_Records provided_
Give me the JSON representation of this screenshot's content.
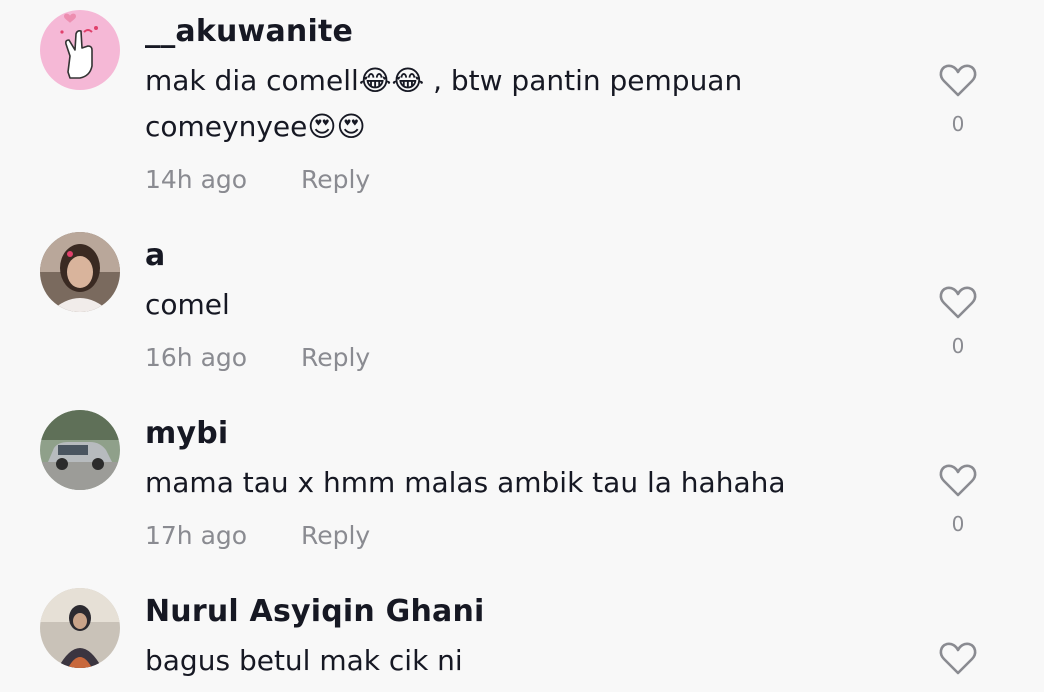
{
  "comments": [
    {
      "username": "__akuwanite",
      "text": "mak dia comell😂😂 , btw pantin pempuan comeynyee😍😍",
      "time": "14h ago",
      "reply_label": "Reply",
      "likes": "0",
      "avatar_icon": "finger-heart-icon"
    },
    {
      "username": "a",
      "text": "comel",
      "time": "16h ago",
      "reply_label": "Reply",
      "likes": "0",
      "avatar_icon": "user-photo"
    },
    {
      "username": "mybi",
      "text": "mama tau x hmm malas ambik tau la hahaha",
      "time": "17h ago",
      "reply_label": "Reply",
      "likes": "0",
      "avatar_icon": "car-photo"
    },
    {
      "username": "Nurul Asyiqin Ghani",
      "text": "bagus betul mak cik ni",
      "avatar_icon": "user-photo"
    }
  ],
  "colors": {
    "text_primary": "#161823",
    "text_secondary": "#8a8b91",
    "background": "#f8f8f8",
    "accent_pink": "#f5b8d6"
  }
}
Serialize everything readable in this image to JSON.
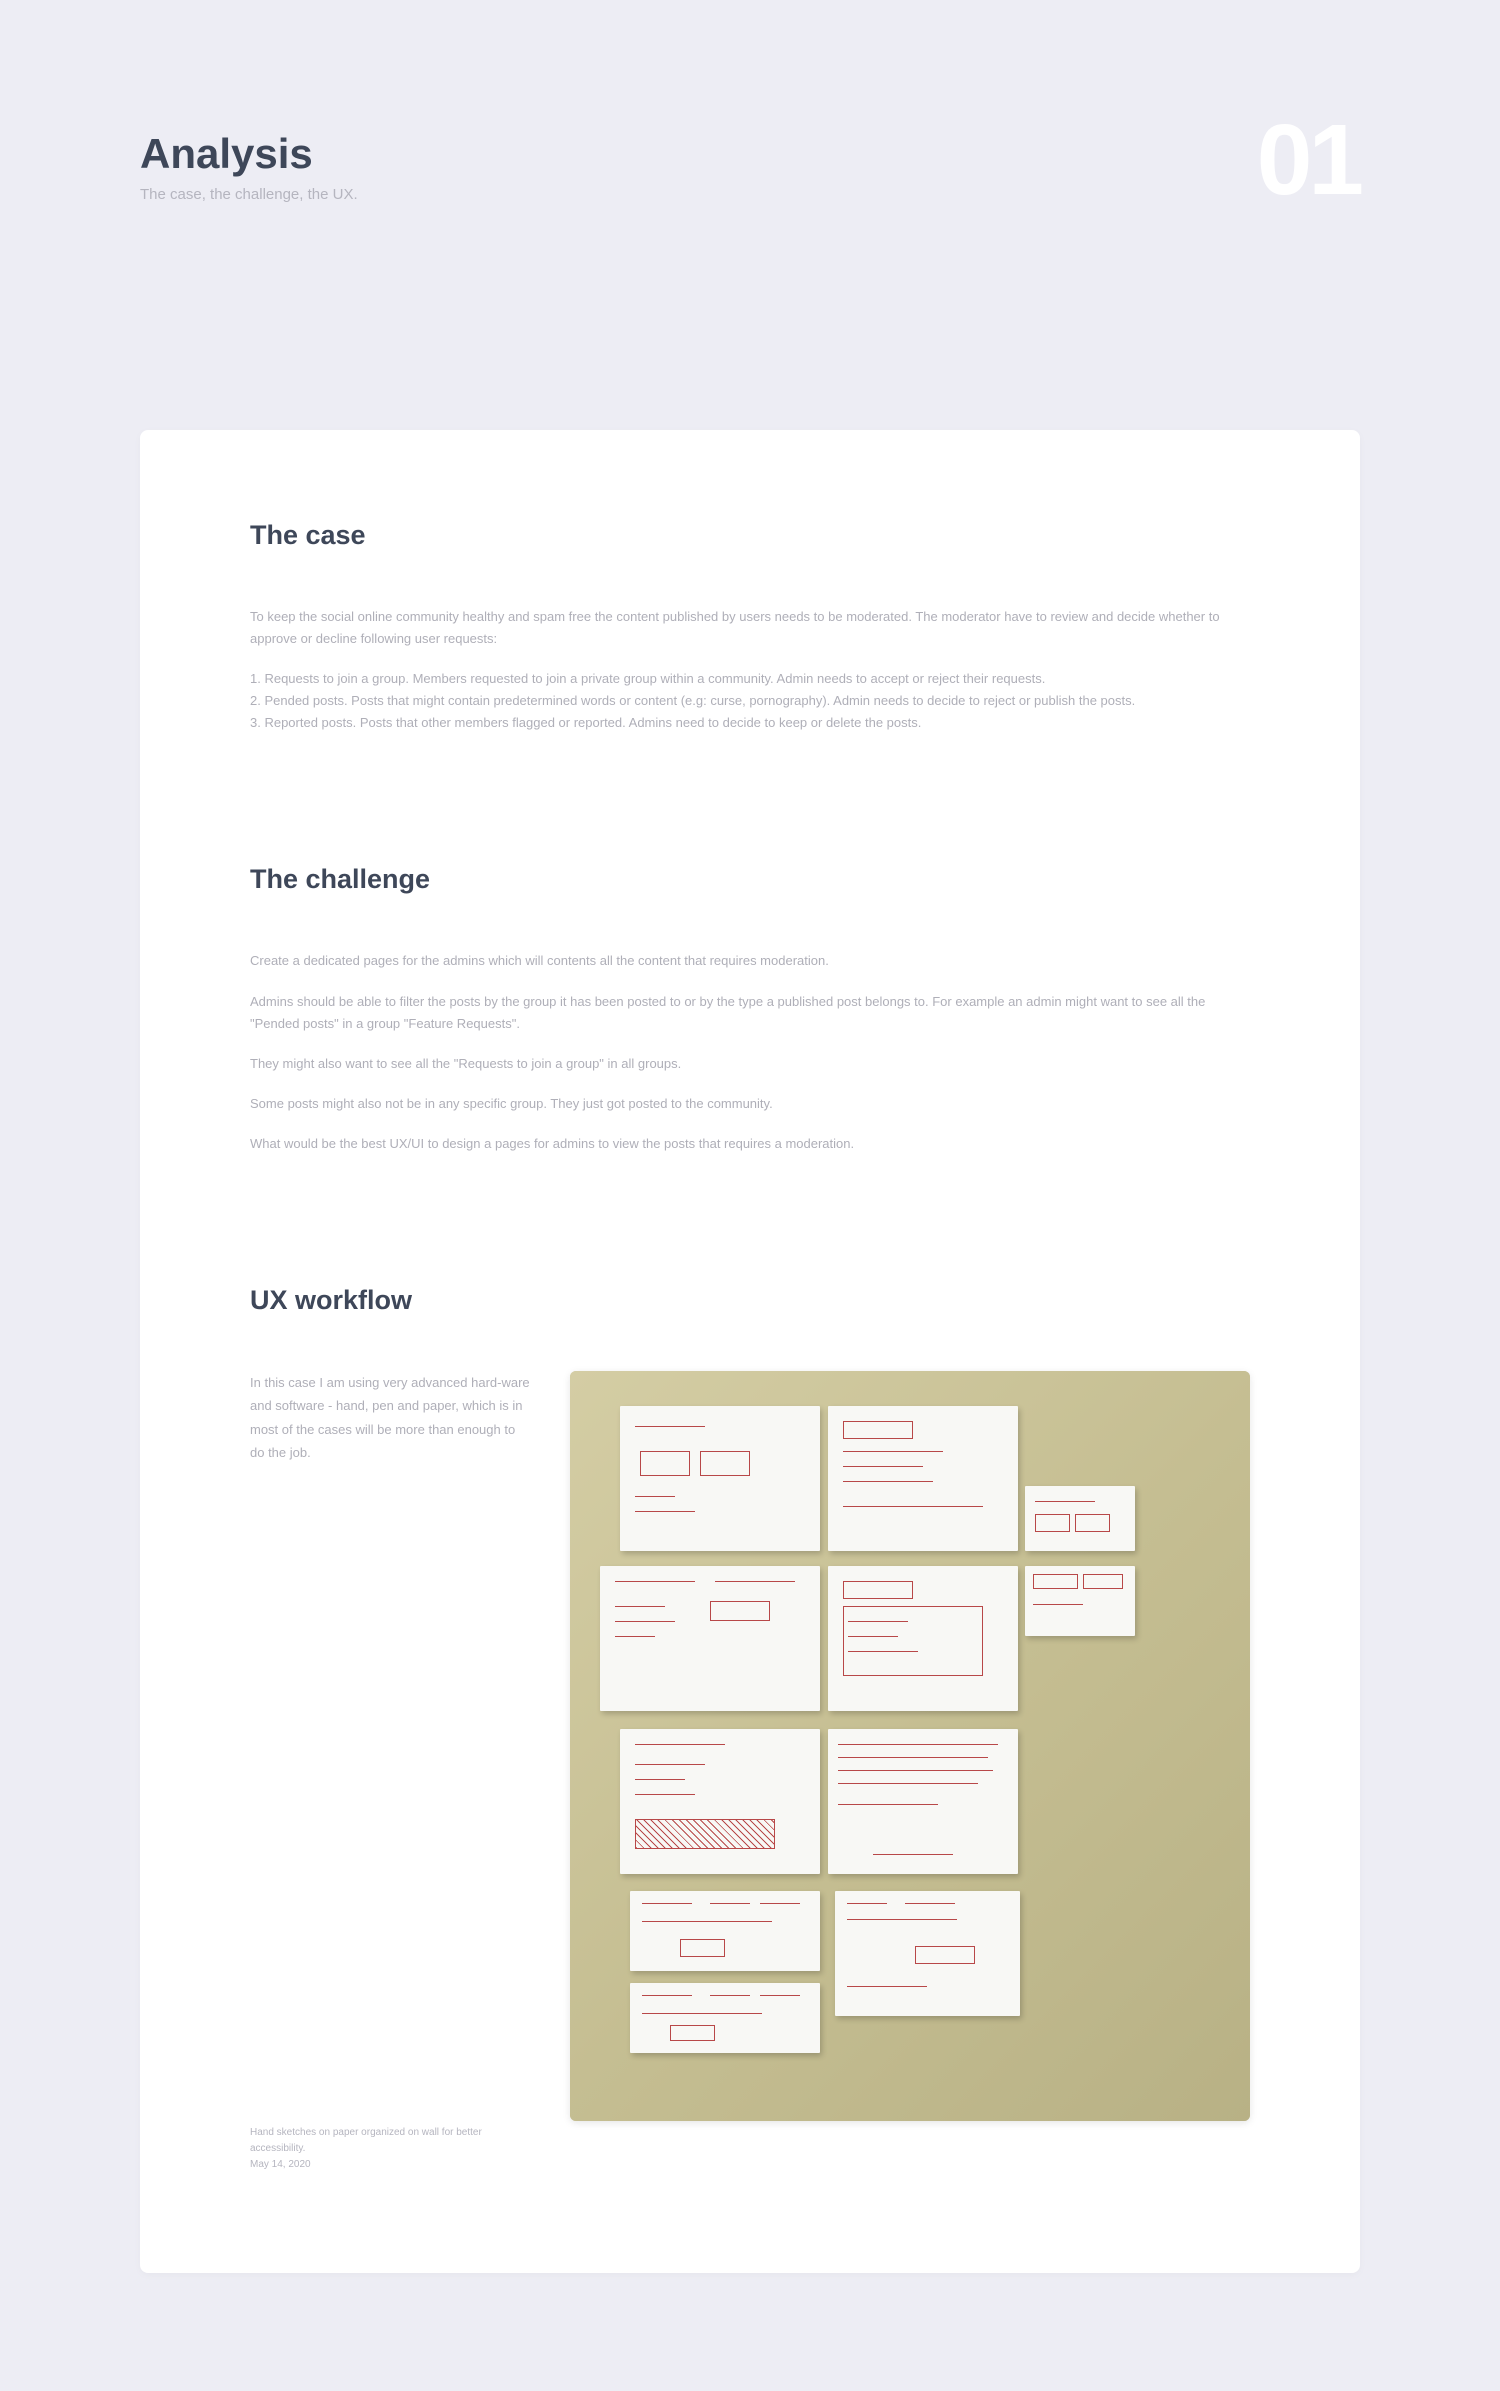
{
  "header": {
    "title": "Analysis",
    "subtitle": "The case, the challenge, the UX.",
    "number": "01"
  },
  "sections": {
    "case": {
      "heading": "The case",
      "intro": "To keep the social online community healthy and spam free the content published by users needs to be moderated. The moderator have to review and decide whether to approve or decline following user requests:",
      "items": [
        "1. Requests to join a group. Members requested to join a private group within a community. Admin needs to accept or reject their requests.",
        "2. Pended posts. Posts that might contain predetermined words or content (e.g: curse, pornography). Admin needs to decide to reject or publish the posts.",
        "3. Reported posts. Posts that other members flagged or reported. Admins need to decide to keep or delete the posts."
      ]
    },
    "challenge": {
      "heading": "The challenge",
      "paragraphs": [
        "Create a dedicated pages for the admins which will contents all the content that requires moderation.",
        "Admins should be able to filter the posts by the group it has been posted to or by the type a published post belongs to. For example an admin might want to see all the \"Pended posts\" in a group \"Feature Requests\".",
        "They might also want to see all the \"Requests to join a group\" in all groups.",
        "Some posts might also not be in any specific group. They just got posted to the community.",
        "What would be the best UX/UI to design a pages for admins to view the posts that requires a moderation."
      ]
    },
    "ux": {
      "heading": "UX workflow",
      "description": "In this case I am using very advanced hard-ware and software - hand, pen and paper, which is in most of the cases will be more than enough to do the job.",
      "caption_line1": "Hand sketches on paper organized on wall for better accessibility.",
      "caption_line2": "May 14, 2020"
    }
  },
  "sketch": {
    "alt": "Hand-drawn UX wireframe sketches on paper sheets organized on a wall"
  }
}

_Short exercise_
Copy the data exactly. Any picture it contains is to be omitted.

_Task response_
Give me the JSON representation of this screenshot's content.
{
  "comments": [
    {
      "username": "__akuwanite",
      "text": "mak dia comell😂😂 , btw pantin pempuan comeynyee😍😍",
      "time": "14h ago",
      "reply_label": "Reply",
      "likes": "0",
      "avatar_icon": "finger-heart-icon"
    },
    {
      "username": "a",
      "text": "comel",
      "time": "16h ago",
      "reply_label": "Reply",
      "likes": "0",
      "avatar_icon": "user-photo"
    },
    {
      "username": "mybi",
      "text": "mama tau x hmm malas ambik tau la hahaha",
      "time": "17h ago",
      "reply_label": "Reply",
      "likes": "0",
      "avatar_icon": "car-photo"
    },
    {
      "username": "Nurul Asyiqin Ghani",
      "text": "bagus betul mak cik ni",
      "avatar_icon": "user-photo"
    }
  ],
  "colors": {
    "text_primary": "#161823",
    "text_secondary": "#8a8b91",
    "background": "#f8f8f8",
    "accent_pink": "#f5b8d6"
  }
}
Serialize everything readable in this image to JSON.
{
  "header": {
    "title": "Analysis",
    "subtitle": "The case, the challenge, the UX.",
    "number": "01"
  },
  "sections": {
    "case": {
      "heading": "The case",
      "intro": "To keep the social online community healthy and spam free the content published by users needs to be moderated. The moderator have to review and decide whether to approve or decline following user requests:",
      "items": [
        "1. Requests to join a group. Members requested to join a private group within a community. Admin needs to accept or reject their requests.",
        "2. Pended posts. Posts that might contain predetermined words or content (e.g: curse, pornography). Admin needs to decide to reject or publish the posts.",
        "3. Reported posts. Posts that other members flagged or reported. Admins need to decide to keep or delete the posts."
      ]
    },
    "challenge": {
      "heading": "The challenge",
      "paragraphs": [
        "Create a dedicated pages for the admins which will contents all the content that requires moderation.",
        "Admins should be able to filter the posts by the group it has been posted to or by the type a published post belongs to. For example an admin might want to see all the \"Pended posts\" in a group \"Feature Requests\".",
        "They might also want to see all the \"Requests to join a group\" in all groups.",
        "Some posts might also not be in any specific group. They just got posted to the community.",
        "What would be the best UX/UI to design a pages for admins to view the posts that requires a moderation."
      ]
    },
    "ux": {
      "heading": "UX workflow",
      "description": "In this case I am using very advanced hard-ware and software - hand, pen and paper, which is in most of the cases will be more than enough to do the job.",
      "caption_line1": "Hand sketches on paper organized on wall for better accessibility.",
      "caption_line2": "May 14, 2020"
    }
  },
  "sketch": {
    "alt": "Hand-drawn UX wireframe sketches on paper sheets organized on a wall"
  }
}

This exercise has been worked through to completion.